To be done: Quote the whole listing word for word. Do not include the pictures.

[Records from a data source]
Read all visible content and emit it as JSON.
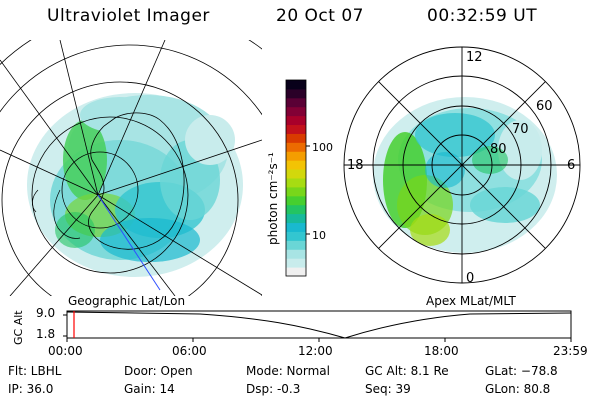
{
  "header": {
    "title": "Ultraviolet Imager",
    "date": "20 Oct 07",
    "time": "00:32:59 UT"
  },
  "left_panel": {
    "caption": "Geographic Lat/Lon"
  },
  "right_panel": {
    "caption": "Apex MLat/MLT",
    "mlt_labels": [
      "12",
      "18",
      "6",
      "0"
    ],
    "lat_labels": [
      "60",
      "70",
      "80"
    ]
  },
  "colorbar": {
    "label": "photon cm⁻²s⁻¹",
    "tick_labels": [
      "100",
      "10"
    ],
    "colors": [
      "#f0f0f0",
      "#c8ecec",
      "#a8e4e4",
      "#6ad6d6",
      "#33c6d0",
      "#19b9cf",
      "#17ba9c",
      "#23c463",
      "#46cf2f",
      "#78d61a",
      "#a7dc12",
      "#d2d80c",
      "#f3c304",
      "#f49d00",
      "#ec6b00",
      "#d93b00",
      "#c3111b",
      "#a8002a",
      "#820035",
      "#5a0035",
      "#2a0028",
      "#08001a"
    ]
  },
  "altitude_strip": {
    "axis_label": "GC Alt",
    "yticks": [
      "9.0",
      "1.8"
    ],
    "xticks": [
      "00:00",
      "06:00",
      "12:00",
      "18:00",
      "23:59"
    ],
    "current_time_marker_color": "#ff0000"
  },
  "status": {
    "filter": "Flt: LBHL",
    "ip": "IP: 36.0",
    "door": "Door: Open",
    "gain": "Gain: 14",
    "mode": "Mode: Normal",
    "dsp": "Dsp:   -0.3",
    "gc_alt": "GC Alt: 8.1 Re",
    "seq": "Seq: 39",
    "glat": "GLat: −78.8",
    "glon": "GLon:  80.8"
  }
}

Result for this task:
Read all visible content and emit it as JSON.
{
  "header": {
    "title": "Ultraviolet Imager",
    "date": "20 Oct 07",
    "time": "00:32:59 UT"
  },
  "left_panel": {
    "caption": "Geographic Lat/Lon"
  },
  "right_panel": {
    "caption": "Apex MLat/MLT",
    "mlt_labels": [
      "12",
      "18",
      "6",
      "0"
    ],
    "lat_labels": [
      "60",
      "70",
      "80"
    ]
  },
  "colorbar": {
    "label": "photon cm⁻²s⁻¹",
    "tick_labels": [
      "100",
      "10"
    ],
    "colors": [
      "#f0f0f0",
      "#c8ecec",
      "#a8e4e4",
      "#6ad6d6",
      "#33c6d0",
      "#19b9cf",
      "#17ba9c",
      "#23c463",
      "#46cf2f",
      "#78d61a",
      "#a7dc12",
      "#d2d80c",
      "#f3c304",
      "#f49d00",
      "#ec6b00",
      "#d93b00",
      "#c3111b",
      "#a8002a",
      "#820035",
      "#5a0035",
      "#2a0028",
      "#08001a"
    ]
  },
  "altitude_strip": {
    "axis_label": "GC Alt",
    "yticks": [
      "9.0",
      "1.8"
    ],
    "xticks": [
      "00:00",
      "06:00",
      "12:00",
      "18:00",
      "23:59"
    ],
    "current_time_marker_color": "#ff0000"
  },
  "status": {
    "filter": "Flt: LBHL",
    "ip": "IP: 36.0",
    "door": "Door: Open",
    "gain": "Gain: 14",
    "mode": "Mode: Normal",
    "dsp": "Dsp:   -0.3",
    "gc_alt": "GC Alt: 8.1 Re",
    "seq": "Seq: 39",
    "glat": "GLat: −78.8",
    "glon": "GLon:  80.8"
  }
}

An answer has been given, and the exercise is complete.